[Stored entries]
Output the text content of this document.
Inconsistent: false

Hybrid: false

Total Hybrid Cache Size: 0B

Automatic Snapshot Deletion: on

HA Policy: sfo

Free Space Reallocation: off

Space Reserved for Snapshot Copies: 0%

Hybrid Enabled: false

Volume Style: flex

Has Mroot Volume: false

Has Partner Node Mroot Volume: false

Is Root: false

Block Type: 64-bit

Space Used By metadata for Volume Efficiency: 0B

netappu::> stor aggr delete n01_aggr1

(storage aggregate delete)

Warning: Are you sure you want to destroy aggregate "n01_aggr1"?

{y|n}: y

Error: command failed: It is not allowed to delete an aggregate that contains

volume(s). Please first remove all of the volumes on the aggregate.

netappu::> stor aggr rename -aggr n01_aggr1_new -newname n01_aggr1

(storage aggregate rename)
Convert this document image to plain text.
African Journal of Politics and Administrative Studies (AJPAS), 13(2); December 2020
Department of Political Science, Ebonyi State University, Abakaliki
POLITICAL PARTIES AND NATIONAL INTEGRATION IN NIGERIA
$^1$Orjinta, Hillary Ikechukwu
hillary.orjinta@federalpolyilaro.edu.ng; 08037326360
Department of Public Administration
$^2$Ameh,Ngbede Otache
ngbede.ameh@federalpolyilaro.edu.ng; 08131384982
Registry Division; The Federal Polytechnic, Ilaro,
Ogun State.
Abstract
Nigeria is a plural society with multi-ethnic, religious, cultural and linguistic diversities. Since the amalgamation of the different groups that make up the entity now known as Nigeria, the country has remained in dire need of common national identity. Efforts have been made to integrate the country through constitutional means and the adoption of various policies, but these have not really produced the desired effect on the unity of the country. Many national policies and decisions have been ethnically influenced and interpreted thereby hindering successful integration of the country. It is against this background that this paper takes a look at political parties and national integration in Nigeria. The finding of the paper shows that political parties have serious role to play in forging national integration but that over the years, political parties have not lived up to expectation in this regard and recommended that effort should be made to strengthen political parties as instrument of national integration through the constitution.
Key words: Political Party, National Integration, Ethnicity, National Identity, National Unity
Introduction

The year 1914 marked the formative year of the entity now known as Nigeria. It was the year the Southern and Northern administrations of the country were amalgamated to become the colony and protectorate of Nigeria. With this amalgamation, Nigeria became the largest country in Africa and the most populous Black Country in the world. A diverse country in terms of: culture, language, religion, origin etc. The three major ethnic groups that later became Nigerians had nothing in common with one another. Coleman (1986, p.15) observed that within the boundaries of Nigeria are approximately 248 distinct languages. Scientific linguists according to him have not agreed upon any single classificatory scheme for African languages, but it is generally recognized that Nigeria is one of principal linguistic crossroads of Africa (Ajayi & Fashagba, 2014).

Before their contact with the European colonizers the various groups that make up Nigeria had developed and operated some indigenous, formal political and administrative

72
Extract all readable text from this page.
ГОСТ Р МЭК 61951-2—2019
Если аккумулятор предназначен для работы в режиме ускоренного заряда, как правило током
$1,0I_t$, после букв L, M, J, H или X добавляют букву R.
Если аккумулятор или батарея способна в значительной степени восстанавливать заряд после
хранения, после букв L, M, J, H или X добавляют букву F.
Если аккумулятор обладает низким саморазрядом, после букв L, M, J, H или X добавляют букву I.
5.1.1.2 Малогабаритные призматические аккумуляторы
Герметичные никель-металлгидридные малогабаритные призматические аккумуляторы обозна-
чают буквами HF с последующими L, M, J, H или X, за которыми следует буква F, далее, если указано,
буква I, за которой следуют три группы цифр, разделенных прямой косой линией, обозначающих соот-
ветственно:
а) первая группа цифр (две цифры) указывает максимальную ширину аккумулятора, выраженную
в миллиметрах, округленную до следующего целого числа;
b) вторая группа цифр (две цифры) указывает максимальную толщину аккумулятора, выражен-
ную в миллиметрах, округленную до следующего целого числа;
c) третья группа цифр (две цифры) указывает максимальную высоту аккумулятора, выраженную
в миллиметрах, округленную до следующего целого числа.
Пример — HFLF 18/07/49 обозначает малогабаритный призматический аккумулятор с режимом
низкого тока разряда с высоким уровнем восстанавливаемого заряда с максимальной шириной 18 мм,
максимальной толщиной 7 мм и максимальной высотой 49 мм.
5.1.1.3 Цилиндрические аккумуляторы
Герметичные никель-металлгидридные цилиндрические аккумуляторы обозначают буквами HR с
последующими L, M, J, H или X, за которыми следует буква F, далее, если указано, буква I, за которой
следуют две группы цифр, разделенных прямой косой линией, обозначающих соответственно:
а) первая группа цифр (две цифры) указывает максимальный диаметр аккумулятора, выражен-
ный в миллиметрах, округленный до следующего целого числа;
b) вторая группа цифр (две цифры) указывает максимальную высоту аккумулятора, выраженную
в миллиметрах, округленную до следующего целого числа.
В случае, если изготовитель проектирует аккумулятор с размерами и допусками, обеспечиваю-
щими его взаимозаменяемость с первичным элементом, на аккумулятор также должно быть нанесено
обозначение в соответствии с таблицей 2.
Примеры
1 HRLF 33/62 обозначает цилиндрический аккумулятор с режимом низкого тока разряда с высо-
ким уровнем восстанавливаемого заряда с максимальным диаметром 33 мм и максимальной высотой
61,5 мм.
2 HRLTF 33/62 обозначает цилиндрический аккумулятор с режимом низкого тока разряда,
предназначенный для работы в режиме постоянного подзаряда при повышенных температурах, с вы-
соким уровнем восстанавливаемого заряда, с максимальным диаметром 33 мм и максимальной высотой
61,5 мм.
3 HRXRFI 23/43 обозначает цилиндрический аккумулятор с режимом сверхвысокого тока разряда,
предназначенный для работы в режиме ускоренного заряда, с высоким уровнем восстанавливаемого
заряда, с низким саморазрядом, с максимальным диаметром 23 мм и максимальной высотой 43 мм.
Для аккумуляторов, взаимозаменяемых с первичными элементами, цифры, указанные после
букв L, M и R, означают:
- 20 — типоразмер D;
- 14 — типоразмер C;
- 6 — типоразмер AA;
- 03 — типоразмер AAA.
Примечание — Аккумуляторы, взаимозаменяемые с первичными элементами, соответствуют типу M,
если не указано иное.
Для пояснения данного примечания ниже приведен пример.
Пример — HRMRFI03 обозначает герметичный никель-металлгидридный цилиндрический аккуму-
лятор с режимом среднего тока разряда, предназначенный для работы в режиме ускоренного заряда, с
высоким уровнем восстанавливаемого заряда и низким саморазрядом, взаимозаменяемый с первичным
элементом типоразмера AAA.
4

### WORK INSTRUCTIONS
Retype the records in full. Keep every line identical to the original.

### TASK SOLUTION
Output the text content of this document.
Inconsistent: false

Hybrid: false

Total Hybrid Cache Size: 0B

Automatic Snapshot Deletion: on

HA Policy: sfo

Free Space Reallocation: off

Space Reserved for Snapshot Copies: 0%

Hybrid Enabled: false

Volume Style: flex

Has Mroot Volume: false

Has Partner Node Mroot Volume: false

Is Root: false

Block Type: 64-bit

Space Used By metadata for Volume Efficiency: 0B

netappu::> stor aggr delete n01_aggr1

(storage aggregate delete)

Warning: Are you sure you want to destroy aggregate "n01_aggr1"?

{y|n}: y

Error: command failed: It is not allowed to delete an aggregate that contains

volume(s). Please first remove all of the volumes on the aggregate.

netappu::> stor aggr rename -aggr n01_aggr1_new -newname n01_aggr1

(storage aggregate rename)
Convert this document image to plain text.
African Journal of Politics and Administrative Studies (AJPAS), 13(2); December 2020
Department of Political Science, Ebonyi State University, Abakaliki
POLITICAL PARTIES AND NATIONAL INTEGRATION IN NIGERIA
$^1$Orjinta, Hillary Ikechukwu
hillary.orjinta@federalpolyilaro.edu.ng; 08037326360
Department of Public Administration
$^2$Ameh,Ngbede Otache
ngbede.ameh@federalpolyilaro.edu.ng; 08131384982
Registry Division; The Federal Polytechnic, Ilaro,
Ogun State.
Abstract
Nigeria is a plural society with multi-ethnic, religious, cultural and linguistic diversities. Since the amalgamation of the different groups that make up the entity now known as Nigeria, the country has remained in dire need of common national identity. Efforts have been made to integrate the country through constitutional means and the adoption of various policies, but these have not really produced the desired effect on the unity of the country. Many national policies and decisions have been ethnically influenced and interpreted thereby hindering successful integration of the country. It is against this background that this paper takes a look at political parties and national integration in Nigeria. The finding of the paper shows that political parties have serious role to play in forging national integration but that over the years, political parties have not lived up to expectation in this regard and recommended that effort should be made to strengthen political parties as instrument of national integration through the constitution.
Key words: Political Party, National Integration, Ethnicity, National Identity, National Unity
Introduction

The year 1914 marked the formative year of the entity now known as Nigeria. It was the year the Southern and Northern administrations of the country were amalgamated to become the colony and protectorate of Nigeria. With this amalgamation, Nigeria became the largest country in Africa and the most populous Black Country in the world. A diverse country in terms of: culture, language, religion, origin etc. The three major ethnic groups that later became Nigerians had nothing in common with one another. Coleman (1986, p.15) observed that within the boundaries of Nigeria are approximately 248 distinct languages. Scientific linguists according to him have not agreed upon any single classificatory scheme for African languages, but it is generally recognized that Nigeria is one of principal linguistic crossroads of Africa (Ajayi & Fashagba, 2014).

Before their contact with the European colonizers the various groups that make up Nigeria had developed and operated some indigenous, formal political and administrative

72
Extract all readable text from this page.
ГОСТ Р МЭК 61951-2—2019
Если аккумулятор предназначен для работы в режиме ускоренного заряда, как правило током
$1,0I_t$, после букв L, M, J, H или X добавляют букву R.
Если аккумулятор или батарея способна в значительной степени восстанавливать заряд после
хранения, после букв L, M, J, H или X добавляют букву F.
Если аккумулятор обладает низким саморазрядом, после букв L, M, J, H или X добавляют букву I.
5.1.1.2 Малогабаритные призматические аккумуляторы
Герметичные никель-металлгидридные малогабаритные призматические аккумуляторы обозна-
чают буквами HF с последующими L, M, J, H или X, за которыми следует буква F, далее, если указано,
буква I, за которой следуют три группы цифр, разделенных прямой косой линией, обозначающих соот-
ветственно:
а) первая группа цифр (две цифры) указывает максимальную ширину аккумулятора, выраженную
в миллиметрах, округленную до следующего целого числа;
b) вторая группа цифр (две цифры) указывает максимальную толщину аккумулятора, выражен-
ную в миллиметрах, округленную до следующего целого числа;
c) третья группа цифр (две цифры) указывает максимальную высоту аккумулятора, выраженную
в миллиметрах, округленную до следующего целого числа.
Пример — HFLF 18/07/49 обозначает малогабаритный призматический аккумулятор с режимом
низкого тока разряда с высоким уровнем восстанавливаемого заряда с максимальной шириной 18 мм,
максимальной толщиной 7 мм и максимальной высотой 49 мм.
5.1.1.3 Цилиндрические аккумуляторы
Герметичные никель-металлгидридные цилиндрические аккумуляторы обозначают буквами HR с
последующими L, M, J, H или X, за которыми следует буква F, далее, если указано, буква I, за которой
следуют две группы цифр, разделенных прямой косой линией, обозначающих соответственно:
а) первая группа цифр (две цифры) указывает максимальный диаметр аккумулятора, выражен-
ный в миллиметрах, округленный до следующего целого числа;
b) вторая группа цифр (две цифры) указывает максимальную высоту аккумулятора, выраженную
в миллиметрах, округленную до следующего целого числа.
В случае, если изготовитель проектирует аккумулятор с размерами и допусками, обеспечиваю-
щими его взаимозаменяемость с первичным элементом, на аккумулятор также должно быть нанесено
обозначение в соответствии с таблицей 2.
Примеры
1 HRLF 33/62 обозначает цилиндрический аккумулятор с режимом низкого тока разряда с высо-
ким уровнем восстанавливаемого заряда с максимальным диаметром 33 мм и максимальной высотой
61,5 мм.
2 HRLTF 33/62 обозначает цилиндрический аккумулятор с режимом низкого тока разряда,
предназначенный для работы в режиме постоянного подзаряда при повышенных температурах, с вы-
соким уровнем восстанавливаемого заряда, с максимальным диаметром 33 мм и максимальной высотой
61,5 мм.
3 HRXRFI 23/43 обозначает цилиндрический аккумулятор с режимом сверхвысокого тока разряда,
предназначенный для работы в режиме ускоренного заряда, с высоким уровнем восстанавливаемого
заряда, с низким саморазрядом, с максимальным диаметром 23 мм и максимальной высотой 43 мм.
Для аккумуляторов, взаимозаменяемых с первичными элементами, цифры, указанные после
букв L, M и R, означают:
- 20 — типоразмер D;
- 14 — типоразмер C;
- 6 — типоразмер AA;
- 03 — типоразмер AAA.
Примечание — Аккумуляторы, взаимозаменяемые с первичными элементами, соответствуют типу M,
если не указано иное.
Для пояснения данного примечания ниже приведен пример.
Пример — HRMRFI03 обозначает герметичный никель-металлгидридный цилиндрический аккуму-
лятор с режимом среднего тока разряда, предназначенный для работы в режиме ускоренного заряда, с
высоким уровнем восстанавливаемого заряда и низким саморазрядом, взаимозаменяемый с первичным
элементом типоразмера AAA.
4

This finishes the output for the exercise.